Stored data
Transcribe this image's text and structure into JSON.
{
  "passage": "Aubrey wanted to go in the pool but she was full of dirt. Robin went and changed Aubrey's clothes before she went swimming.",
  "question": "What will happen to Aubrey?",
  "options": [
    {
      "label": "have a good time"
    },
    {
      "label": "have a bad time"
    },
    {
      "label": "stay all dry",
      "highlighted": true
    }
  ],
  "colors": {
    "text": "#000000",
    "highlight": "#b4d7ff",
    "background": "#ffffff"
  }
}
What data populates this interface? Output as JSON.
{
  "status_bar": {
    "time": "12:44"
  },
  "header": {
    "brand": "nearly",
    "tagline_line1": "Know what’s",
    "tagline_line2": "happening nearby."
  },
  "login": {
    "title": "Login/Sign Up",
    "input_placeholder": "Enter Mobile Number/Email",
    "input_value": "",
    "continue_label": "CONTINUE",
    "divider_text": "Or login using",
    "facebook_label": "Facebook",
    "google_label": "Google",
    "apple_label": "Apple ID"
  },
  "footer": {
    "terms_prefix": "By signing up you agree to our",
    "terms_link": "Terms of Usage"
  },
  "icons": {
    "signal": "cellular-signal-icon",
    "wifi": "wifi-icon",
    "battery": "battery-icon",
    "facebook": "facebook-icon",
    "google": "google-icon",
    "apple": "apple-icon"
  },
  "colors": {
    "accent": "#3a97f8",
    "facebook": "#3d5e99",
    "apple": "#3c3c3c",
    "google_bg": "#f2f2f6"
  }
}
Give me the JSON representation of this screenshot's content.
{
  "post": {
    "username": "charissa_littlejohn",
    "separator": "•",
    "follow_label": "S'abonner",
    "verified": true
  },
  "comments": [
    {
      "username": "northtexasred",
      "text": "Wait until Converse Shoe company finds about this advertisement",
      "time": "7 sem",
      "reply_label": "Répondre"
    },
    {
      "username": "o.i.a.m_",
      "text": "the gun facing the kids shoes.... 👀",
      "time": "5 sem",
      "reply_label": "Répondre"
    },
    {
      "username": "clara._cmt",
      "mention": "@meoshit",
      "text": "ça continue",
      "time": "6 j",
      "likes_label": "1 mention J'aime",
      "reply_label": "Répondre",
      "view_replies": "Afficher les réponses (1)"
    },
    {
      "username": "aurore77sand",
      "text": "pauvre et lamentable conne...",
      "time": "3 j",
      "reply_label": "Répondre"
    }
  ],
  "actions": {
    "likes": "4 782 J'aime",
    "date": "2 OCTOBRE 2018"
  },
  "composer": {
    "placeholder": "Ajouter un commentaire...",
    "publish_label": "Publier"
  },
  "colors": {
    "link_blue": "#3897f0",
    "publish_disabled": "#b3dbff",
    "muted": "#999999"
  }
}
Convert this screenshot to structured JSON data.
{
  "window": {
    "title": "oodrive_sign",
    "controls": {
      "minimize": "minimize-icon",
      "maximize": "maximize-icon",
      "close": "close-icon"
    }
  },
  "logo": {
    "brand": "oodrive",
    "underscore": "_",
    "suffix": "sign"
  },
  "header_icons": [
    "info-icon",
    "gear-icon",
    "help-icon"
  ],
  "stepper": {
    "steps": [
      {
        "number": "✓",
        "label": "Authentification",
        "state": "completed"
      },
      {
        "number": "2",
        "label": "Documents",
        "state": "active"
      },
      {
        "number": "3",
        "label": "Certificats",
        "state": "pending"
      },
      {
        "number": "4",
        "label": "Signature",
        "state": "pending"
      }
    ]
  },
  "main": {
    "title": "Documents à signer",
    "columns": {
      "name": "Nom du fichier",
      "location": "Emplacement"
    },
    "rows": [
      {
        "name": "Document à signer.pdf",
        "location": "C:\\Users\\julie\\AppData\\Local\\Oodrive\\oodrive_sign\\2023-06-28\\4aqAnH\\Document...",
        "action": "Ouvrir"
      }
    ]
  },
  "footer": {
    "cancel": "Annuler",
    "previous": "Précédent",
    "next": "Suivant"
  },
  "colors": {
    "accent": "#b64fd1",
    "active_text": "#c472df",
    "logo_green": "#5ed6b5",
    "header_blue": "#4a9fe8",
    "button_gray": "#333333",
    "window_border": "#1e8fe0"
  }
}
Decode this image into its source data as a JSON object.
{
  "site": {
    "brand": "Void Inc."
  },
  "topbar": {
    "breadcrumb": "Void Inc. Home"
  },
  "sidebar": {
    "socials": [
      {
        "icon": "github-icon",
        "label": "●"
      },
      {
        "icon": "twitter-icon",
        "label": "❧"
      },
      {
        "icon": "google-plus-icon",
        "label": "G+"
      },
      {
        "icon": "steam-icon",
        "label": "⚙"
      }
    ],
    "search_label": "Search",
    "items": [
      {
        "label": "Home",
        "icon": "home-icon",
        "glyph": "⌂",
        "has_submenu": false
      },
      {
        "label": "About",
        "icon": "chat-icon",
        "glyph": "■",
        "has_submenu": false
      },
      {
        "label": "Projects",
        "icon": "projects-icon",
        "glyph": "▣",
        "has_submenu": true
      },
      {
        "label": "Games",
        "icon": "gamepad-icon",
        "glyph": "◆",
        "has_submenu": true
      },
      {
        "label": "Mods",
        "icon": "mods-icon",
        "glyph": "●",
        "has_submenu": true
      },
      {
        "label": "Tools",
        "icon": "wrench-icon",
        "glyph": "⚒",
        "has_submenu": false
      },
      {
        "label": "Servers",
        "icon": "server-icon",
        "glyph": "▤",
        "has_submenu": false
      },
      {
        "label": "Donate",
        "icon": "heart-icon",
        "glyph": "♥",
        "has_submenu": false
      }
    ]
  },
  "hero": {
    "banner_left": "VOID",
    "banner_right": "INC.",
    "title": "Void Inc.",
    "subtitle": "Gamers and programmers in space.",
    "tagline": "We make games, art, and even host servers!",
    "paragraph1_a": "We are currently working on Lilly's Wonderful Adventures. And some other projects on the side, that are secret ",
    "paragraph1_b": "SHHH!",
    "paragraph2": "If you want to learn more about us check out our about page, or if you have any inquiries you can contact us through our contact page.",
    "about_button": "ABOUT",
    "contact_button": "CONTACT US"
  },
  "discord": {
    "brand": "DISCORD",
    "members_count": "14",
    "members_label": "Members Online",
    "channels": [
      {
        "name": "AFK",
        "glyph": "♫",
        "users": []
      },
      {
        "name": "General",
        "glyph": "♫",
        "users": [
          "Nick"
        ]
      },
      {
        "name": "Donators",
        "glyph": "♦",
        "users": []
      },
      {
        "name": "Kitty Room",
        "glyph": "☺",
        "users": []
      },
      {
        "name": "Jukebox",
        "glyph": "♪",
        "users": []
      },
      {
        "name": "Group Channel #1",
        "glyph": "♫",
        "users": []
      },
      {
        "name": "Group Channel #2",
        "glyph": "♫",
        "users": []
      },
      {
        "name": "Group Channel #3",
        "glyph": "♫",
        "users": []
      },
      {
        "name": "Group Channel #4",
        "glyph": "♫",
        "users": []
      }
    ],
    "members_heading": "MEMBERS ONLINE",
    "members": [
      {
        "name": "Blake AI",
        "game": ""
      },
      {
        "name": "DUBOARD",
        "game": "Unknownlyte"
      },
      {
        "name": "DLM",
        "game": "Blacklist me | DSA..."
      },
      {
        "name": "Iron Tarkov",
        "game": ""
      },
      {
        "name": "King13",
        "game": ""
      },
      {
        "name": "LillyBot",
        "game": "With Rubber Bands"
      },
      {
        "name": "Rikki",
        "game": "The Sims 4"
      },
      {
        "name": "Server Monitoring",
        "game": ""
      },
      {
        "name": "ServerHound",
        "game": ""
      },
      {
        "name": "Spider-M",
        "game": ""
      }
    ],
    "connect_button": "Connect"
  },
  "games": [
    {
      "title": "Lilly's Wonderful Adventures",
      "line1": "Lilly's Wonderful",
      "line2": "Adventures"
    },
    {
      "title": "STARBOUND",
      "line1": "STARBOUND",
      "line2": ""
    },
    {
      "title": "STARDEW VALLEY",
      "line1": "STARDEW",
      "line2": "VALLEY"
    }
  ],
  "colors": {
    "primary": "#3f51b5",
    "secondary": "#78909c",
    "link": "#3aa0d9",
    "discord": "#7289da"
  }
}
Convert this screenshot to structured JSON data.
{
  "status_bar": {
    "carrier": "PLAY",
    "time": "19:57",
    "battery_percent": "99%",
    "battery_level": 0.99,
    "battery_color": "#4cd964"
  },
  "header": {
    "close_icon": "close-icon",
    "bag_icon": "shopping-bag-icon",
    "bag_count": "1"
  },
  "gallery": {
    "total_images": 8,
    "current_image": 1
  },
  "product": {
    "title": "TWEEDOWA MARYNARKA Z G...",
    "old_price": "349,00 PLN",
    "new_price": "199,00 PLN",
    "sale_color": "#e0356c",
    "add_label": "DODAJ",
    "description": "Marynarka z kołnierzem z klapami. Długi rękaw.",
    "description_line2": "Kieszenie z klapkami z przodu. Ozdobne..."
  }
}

_Exercise directions:_ Above are records; say how many of their lines contain the word "Group", giving only the number.

_Final result:_ 4